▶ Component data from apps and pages
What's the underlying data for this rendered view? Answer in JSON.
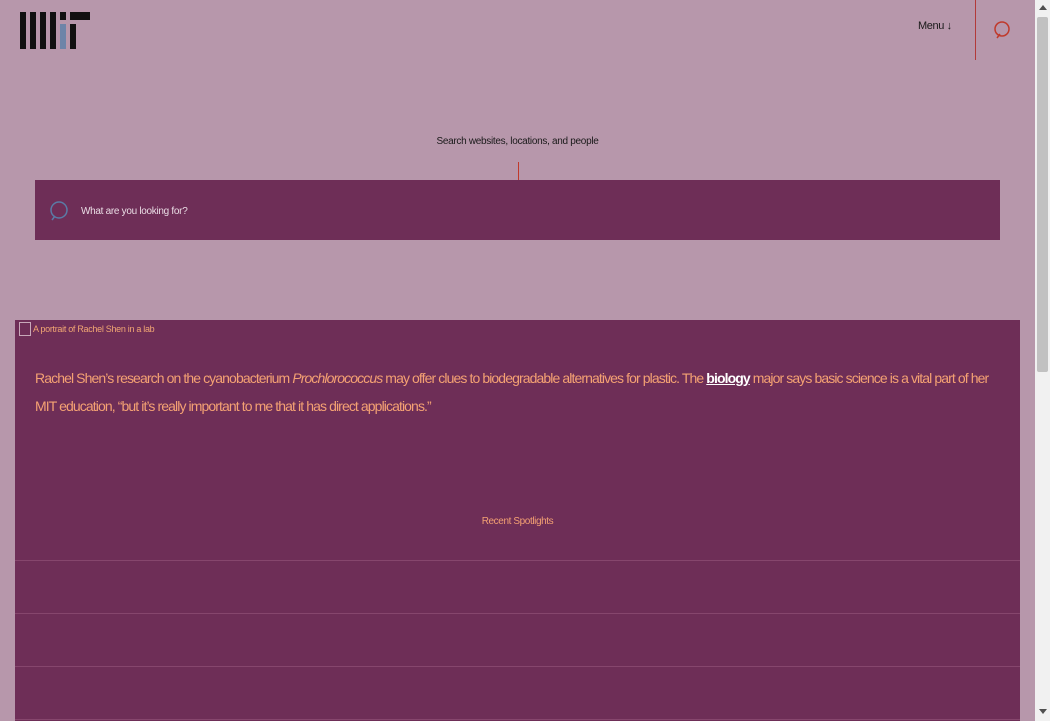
{
  "header": {
    "logo_alt": "MIT",
    "menu_label": "Menu ↓",
    "search_icon": "search-icon"
  },
  "search": {
    "heading": "Search websites, locations, and people",
    "placeholder": "What are you looking for?",
    "value": ""
  },
  "spotlight": {
    "image_alt": "A portrait of Rachel Shen in a lab",
    "caption_part1": "Rachel Shen’s research on the cyanobacterium ",
    "caption_italic": "Prochlorococcus",
    "caption_part2": " may offer clues to biodegradable alternatives for plastic. The ",
    "caption_link": "biology",
    "caption_part3": " major says basic science is a vital part of her MIT education, “but it’s really important to me that it has direct applications.”",
    "recent_label": "Recent Spotlights"
  },
  "colors": {
    "page_bg": "#b797ab",
    "panel_bg": "#6e2e57",
    "accent_text": "#f4a173",
    "logo_dark": "#1a1a1a",
    "logo_blue": "#6d84a8"
  }
}
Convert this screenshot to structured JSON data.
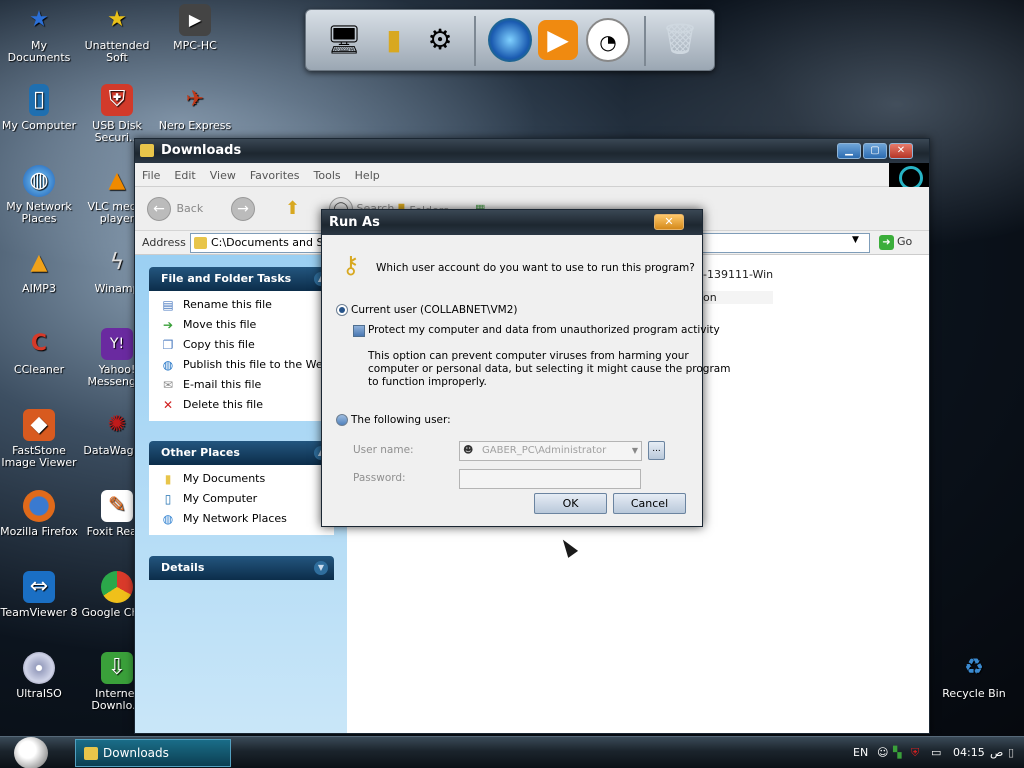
{
  "desktop": {
    "icons": [
      {
        "label": "My Documents",
        "icon": "star-icon",
        "color": "#2b6fd6"
      },
      {
        "label": "My Computer",
        "icon": "computer-icon",
        "color": "#1f6fb0"
      },
      {
        "label": "My Network Places",
        "icon": "globe-icon",
        "color": "#2c7fd0"
      },
      {
        "label": "AIMP3",
        "icon": "aimp-icon",
        "color": "#f0a21a"
      },
      {
        "label": "CCleaner",
        "icon": "ccleaner-icon",
        "color": "#d63a2a"
      },
      {
        "label": "FastStone Image Viewer",
        "icon": "faststone-icon",
        "color": "#d85a1f"
      },
      {
        "label": "Mozilla Firefox",
        "icon": "firefox-icon",
        "color": "#e06a1a"
      },
      {
        "label": "TeamViewer 8",
        "icon": "teamviewer-icon",
        "color": "#1a6fc4"
      },
      {
        "label": "UltraISO",
        "icon": "disc-icon",
        "color": "#8a8a9a"
      },
      {
        "label": "Unattended Soft",
        "icon": "star-icon",
        "color": "#e8c01a"
      },
      {
        "label": "USB Disk Securi...",
        "icon": "shield-icon",
        "color": "#d23a2a"
      },
      {
        "label": "VLC media player",
        "icon": "vlc-cone-icon",
        "color": "#f08a00"
      },
      {
        "label": "Winamp",
        "icon": "winamp-icon",
        "color": "#d0d0d0"
      },
      {
        "label": "Yahoo! Messeng...",
        "icon": "yahoo-icon",
        "color": "#6a2aa0"
      },
      {
        "label": "DataWago...",
        "icon": "datawagon-icon",
        "color": "#c01a1a"
      },
      {
        "label": "Foxit Rea...",
        "icon": "foxit-icon",
        "color": "#e86a1a"
      },
      {
        "label": "Google Chr...",
        "icon": "chrome-icon",
        "color": "#2ba84a"
      },
      {
        "label": "Internet Downlo...",
        "icon": "idm-icon",
        "color": "#3aa03a"
      },
      {
        "label": "MPC-HC",
        "icon": "clapper-icon",
        "color": "#444444"
      },
      {
        "label": "Nero Express",
        "icon": "nero-icon",
        "color": "#c03a1a"
      },
      {
        "label": "Recycle Bin",
        "icon": "recycle-bin-icon",
        "color": "#3a8ad0"
      }
    ]
  },
  "dock": {
    "items": [
      "monitor-icon",
      "folder-icon",
      "control-panel-icon",
      "globe-icon",
      "media-player-icon",
      "clock-icon",
      "trash-icon"
    ]
  },
  "explorer": {
    "title": "Downloads",
    "menu": [
      "File",
      "Edit",
      "View",
      "Favorites",
      "Tools",
      "Help"
    ],
    "toolbar": {
      "back": "Back",
      "search": "Search",
      "folders": "Folders"
    },
    "address": {
      "label": "Address",
      "value": "C:\\Documents and Set",
      "go": "Go"
    },
    "file_tasks": {
      "title": "File and Folder Tasks",
      "items": [
        "Rename this file",
        "Move this file",
        "Copy this file",
        "Publish this file to the Web",
        "E-mail this file",
        "Delete this file"
      ]
    },
    "other_places": {
      "title": "Other Places",
      "items": [
        "My Documents",
        "My Computer",
        "My Network Places"
      ]
    },
    "details": {
      "title": "Details"
    },
    "files": [
      "-139111-Win",
      "on"
    ]
  },
  "runas": {
    "title": "Run As",
    "question": "Which user account do you want to use to run this program?",
    "current_user": "Current user (COLLABNET\\VM2)",
    "protect": "Protect my computer and data from unauthorized program activity",
    "note_lines": [
      "This option can prevent computer viruses from harming your",
      "computer or personal data, but selecting it might cause the program",
      "to function improperly."
    ],
    "following_user": "The following user:",
    "username_label": "User name:",
    "username_value": "GABER_PC\\Administrator",
    "password_label": "Password:",
    "ok": "OK",
    "cancel": "Cancel"
  },
  "taskbar": {
    "task": "Downloads",
    "lang": "EN",
    "time": "04:15",
    "ampm": "ص"
  }
}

▶ ACTIVITY
Write out every entry again word for word, without any of the pictures.

▶ OUTPUT FOR THIS TASK
What's the underlying data for this rendered view? Answer in JSON.
{
  "header": {
    "logo_alt": "MIT",
    "menu_label": "Menu ↓",
    "search_icon": "search-icon"
  },
  "search": {
    "heading": "Search websites, locations, and people",
    "placeholder": "What are you looking for?",
    "value": ""
  },
  "spotlight": {
    "image_alt": "A portrait of Rachel Shen in a lab",
    "caption_part1": "Rachel Shen’s research on the cyanobacterium ",
    "caption_italic": "Prochlorococcus",
    "caption_part2": " may offer clues to biodegradable alternatives for plastic. The ",
    "caption_link": "biology",
    "caption_part3": " major says basic science is a vital part of her MIT education, “but it’s really important to me that it has direct applications.”",
    "recent_label": "Recent Spotlights"
  },
  "colors": {
    "page_bg": "#b797ab",
    "panel_bg": "#6e2e57",
    "accent_text": "#f4a173",
    "logo_dark": "#1a1a1a",
    "logo_blue": "#6d84a8"
  }
}
Convert this screenshot to structured JSON data.
{
  "desktop": {
    "icons": [
      {
        "label": "My Documents",
        "icon": "star-icon",
        "color": "#2b6fd6"
      },
      {
        "label": "My Computer",
        "icon": "computer-icon",
        "color": "#1f6fb0"
      },
      {
        "label": "My Network Places",
        "icon": "globe-icon",
        "color": "#2c7fd0"
      },
      {
        "label": "AIMP3",
        "icon": "aimp-icon",
        "color": "#f0a21a"
      },
      {
        "label": "CCleaner",
        "icon": "ccleaner-icon",
        "color": "#d63a2a"
      },
      {
        "label": "FastStone Image Viewer",
        "icon": "faststone-icon",
        "color": "#d85a1f"
      },
      {
        "label": "Mozilla Firefox",
        "icon": "firefox-icon",
        "color": "#e06a1a"
      },
      {
        "label": "TeamViewer 8",
        "icon": "teamviewer-icon",
        "color": "#1a6fc4"
      },
      {
        "label": "UltraISO",
        "icon": "disc-icon",
        "color": "#8a8a9a"
      },
      {
        "label": "Unattended Soft",
        "icon": "star-icon",
        "color": "#e8c01a"
      },
      {
        "label": "USB Disk Securi...",
        "icon": "shield-icon",
        "color": "#d23a2a"
      },
      {
        "label": "VLC media player",
        "icon": "vlc-cone-icon",
        "color": "#f08a00"
      },
      {
        "label": "Winamp",
        "icon": "winamp-icon",
        "color": "#d0d0d0"
      },
      {
        "label": "Yahoo! Messeng...",
        "icon": "yahoo-icon",
        "color": "#6a2aa0"
      },
      {
        "label": "DataWago...",
        "icon": "datawagon-icon",
        "color": "#c01a1a"
      },
      {
        "label": "Foxit Rea...",
        "icon": "foxit-icon",
        "color": "#e86a1a"
      },
      {
        "label": "Google Chr...",
        "icon": "chrome-icon",
        "color": "#2ba84a"
      },
      {
        "label": "Internet Downlo...",
        "icon": "idm-icon",
        "color": "#3aa03a"
      },
      {
        "label": "MPC-HC",
        "icon": "clapper-icon",
        "color": "#444444"
      },
      {
        "label": "Nero Express",
        "icon": "nero-icon",
        "color": "#c03a1a"
      },
      {
        "label": "Recycle Bin",
        "icon": "recycle-bin-icon",
        "color": "#3a8ad0"
      }
    ]
  },
  "dock": {
    "items": [
      "monitor-icon",
      "folder-icon",
      "control-panel-icon",
      "globe-icon",
      "media-player-icon",
      "clock-icon",
      "trash-icon"
    ]
  },
  "explorer": {
    "title": "Downloads",
    "menu": [
      "File",
      "Edit",
      "View",
      "Favorites",
      "Tools",
      "Help"
    ],
    "toolbar": {
      "back": "Back",
      "search": "Search",
      "folders": "Folders"
    },
    "address": {
      "label": "Address",
      "value": "C:\\Documents and Set",
      "go": "Go"
    },
    "file_tasks": {
      "title": "File and Folder Tasks",
      "items": [
        "Rename this file",
        "Move this file",
        "Copy this file",
        "Publish this file to the Web",
        "E-mail this file",
        "Delete this file"
      ]
    },
    "other_places": {
      "title": "Other Places",
      "items": [
        "My Documents",
        "My Computer",
        "My Network Places"
      ]
    },
    "details": {
      "title": "Details"
    },
    "files": [
      "-139111-Win",
      "on"
    ]
  },
  "runas": {
    "title": "Run As",
    "question": "Which user account do you want to use to run this program?",
    "current_user": "Current user (COLLABNET\\VM2)",
    "protect": "Protect my computer and data from unauthorized program activity",
    "note_lines": [
      "This option can prevent computer viruses from harming your",
      "computer or personal data, but selecting it might cause the program",
      "to function improperly."
    ],
    "following_user": "The following user:",
    "username_label": "User name:",
    "username_value": "GABER_PC\\Administrator",
    "password_label": "Password:",
    "ok": "OK",
    "cancel": "Cancel"
  },
  "taskbar": {
    "task": "Downloads",
    "lang": "EN",
    "time": "04:15",
    "ampm": "ص"
  }
}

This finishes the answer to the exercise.